** Stated exercise **
Output every record word for word.

%%

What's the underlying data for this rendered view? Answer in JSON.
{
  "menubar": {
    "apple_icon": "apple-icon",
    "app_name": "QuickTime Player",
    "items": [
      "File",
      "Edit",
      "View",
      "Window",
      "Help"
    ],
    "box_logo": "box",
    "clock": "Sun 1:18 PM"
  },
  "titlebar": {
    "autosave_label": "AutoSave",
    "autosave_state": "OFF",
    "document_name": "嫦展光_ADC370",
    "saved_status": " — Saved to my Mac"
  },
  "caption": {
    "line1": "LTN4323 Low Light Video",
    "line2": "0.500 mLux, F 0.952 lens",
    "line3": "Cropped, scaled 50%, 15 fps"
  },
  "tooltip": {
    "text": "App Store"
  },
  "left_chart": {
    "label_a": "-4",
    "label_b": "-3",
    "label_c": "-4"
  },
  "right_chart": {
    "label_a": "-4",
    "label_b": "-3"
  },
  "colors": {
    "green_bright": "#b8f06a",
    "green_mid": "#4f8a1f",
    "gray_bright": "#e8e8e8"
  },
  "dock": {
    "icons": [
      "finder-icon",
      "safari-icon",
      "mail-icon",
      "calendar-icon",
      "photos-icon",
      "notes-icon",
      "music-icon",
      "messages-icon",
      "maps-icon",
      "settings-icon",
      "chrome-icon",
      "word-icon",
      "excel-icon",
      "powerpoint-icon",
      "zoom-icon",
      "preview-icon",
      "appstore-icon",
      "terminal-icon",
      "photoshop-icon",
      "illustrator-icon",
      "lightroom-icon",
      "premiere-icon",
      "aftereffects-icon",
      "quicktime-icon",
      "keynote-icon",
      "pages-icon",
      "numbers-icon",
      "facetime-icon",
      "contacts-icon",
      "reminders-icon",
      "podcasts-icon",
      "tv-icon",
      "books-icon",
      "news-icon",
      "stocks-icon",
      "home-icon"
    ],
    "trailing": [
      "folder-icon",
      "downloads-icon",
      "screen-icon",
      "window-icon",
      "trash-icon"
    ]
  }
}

%%

** Answer to the task **
What's the underlying data for this rendered view? Answer in JSON.
{
  "menubar": {
    "apple_icon": "apple-icon",
    "app_name": "QuickTime Player",
    "items": [
      "File",
      "Edit",
      "View",
      "Window",
      "Help"
    ],
    "box_logo": "box",
    "clock": "Sun 1:18 PM"
  },
  "titlebar": {
    "autosave_label": "AutoSave",
    "autosave_state": "OFF",
    "document_name": "嫦展光_ADC370",
    "saved_status": " — Saved to my Mac"
  },
  "caption": {
    "line1": "LTN4323 Low Light Video",
    "line2": "0.500 mLux, F 0.952 lens",
    "line3": "Cropped, scaled 50%, 15 fps"
  },
  "tooltip": {
    "text": "App Store"
  },
  "left_chart": {
    "label_a": "-4",
    "label_b": "-3",
    "label_c": "-4"
  },
  "right_chart": {
    "label_a": "-4",
    "label_b": "-3"
  },
  "colors": {
    "green_bright": "#b8f06a",
    "green_mid": "#4f8a1f",
    "gray_bright": "#e8e8e8"
  },
  "dock": {
    "icons": [
      "finder-icon",
      "safari-icon",
      "mail-icon",
      "calendar-icon",
      "photos-icon",
      "notes-icon",
      "music-icon",
      "messages-icon",
      "maps-icon",
      "settings-icon",
      "chrome-icon",
      "word-icon",
      "excel-icon",
      "powerpoint-icon",
      "zoom-icon",
      "preview-icon",
      "appstore-icon",
      "terminal-icon",
      "photoshop-icon",
      "illustrator-icon",
      "lightroom-icon",
      "premiere-icon",
      "aftereffects-icon",
      "quicktime-icon",
      "keynote-icon",
      "pages-icon",
      "numbers-icon",
      "facetime-icon",
      "contacts-icon",
      "reminders-icon",
      "podcasts-icon",
      "tv-icon",
      "books-icon",
      "news-icon",
      "stocks-icon",
      "home-icon"
    ],
    "trailing": [
      "folder-icon",
      "downloads-icon",
      "screen-icon",
      "window-icon",
      "trash-icon"
    ]
  }
}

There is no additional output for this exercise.